▸ **REQUIRED TASK**: A faithful transcription of all the data is required.

━━━━━━━━━━━━━━━━━━━━━━━━━━━━━━

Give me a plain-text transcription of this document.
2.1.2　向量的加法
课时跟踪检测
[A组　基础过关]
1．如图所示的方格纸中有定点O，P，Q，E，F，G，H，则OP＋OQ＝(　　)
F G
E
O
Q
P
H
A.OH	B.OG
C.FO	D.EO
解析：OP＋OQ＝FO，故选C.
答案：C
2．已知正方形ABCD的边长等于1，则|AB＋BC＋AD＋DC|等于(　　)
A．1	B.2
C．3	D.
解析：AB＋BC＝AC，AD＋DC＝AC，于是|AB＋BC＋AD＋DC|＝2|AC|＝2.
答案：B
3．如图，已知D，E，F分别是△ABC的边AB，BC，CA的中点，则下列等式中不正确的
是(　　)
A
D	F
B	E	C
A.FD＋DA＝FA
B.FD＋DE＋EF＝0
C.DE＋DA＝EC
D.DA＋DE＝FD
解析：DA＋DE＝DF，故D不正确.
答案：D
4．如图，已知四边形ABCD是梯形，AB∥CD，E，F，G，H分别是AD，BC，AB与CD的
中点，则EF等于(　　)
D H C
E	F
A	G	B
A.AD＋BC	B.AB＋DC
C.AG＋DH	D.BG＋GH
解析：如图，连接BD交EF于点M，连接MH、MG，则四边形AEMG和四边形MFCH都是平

━━━━━━━━━━━━━━━━━━━━━━━━━━━━━━

▸ **FINAL ANSWER**:
Give me a plain-text transcription of this document.
2.1.2　向量的加法
课时跟踪检测
[A组　基础过关]
1．如图所示的方格纸中有定点O，P，Q，E，F，G，H，则OP＋OQ＝(　　)
F G
E
O
Q
P
H
A.OH	B.OG
C.FO	D.EO
解析：OP＋OQ＝FO，故选C.
答案：C
2．已知正方形ABCD的边长等于1，则|AB＋BC＋AD＋DC|等于(　　)
A．1	B.2
C．3	D.
解析：AB＋BC＝AC，AD＋DC＝AC，于是|AB＋BC＋AD＋DC|＝2|AC|＝2.
答案：B
3．如图，已知D，E，F分别是△ABC的边AB，BC，CA的中点，则下列等式中不正确的
是(　　)
A
D	F
B	E	C
A.FD＋DA＝FA
B.FD＋DE＋EF＝0
C.DE＋DA＝EC
D.DA＋DE＝FD
解析：DA＋DE＝DF，故D不正确.
答案：D
4．如图，已知四边形ABCD是梯形，AB∥CD，E，F，G，H分别是AD，BC，AB与CD的
中点，则EF等于(　　)
D H C
E	F
A	G	B
A.AD＋BC	B.AB＋DC
C.AG＋DH	D.BG＋GH
解析：如图，连接BD交EF于点M，连接MH、MG，则四边形AEMG和四边形MFCH都是平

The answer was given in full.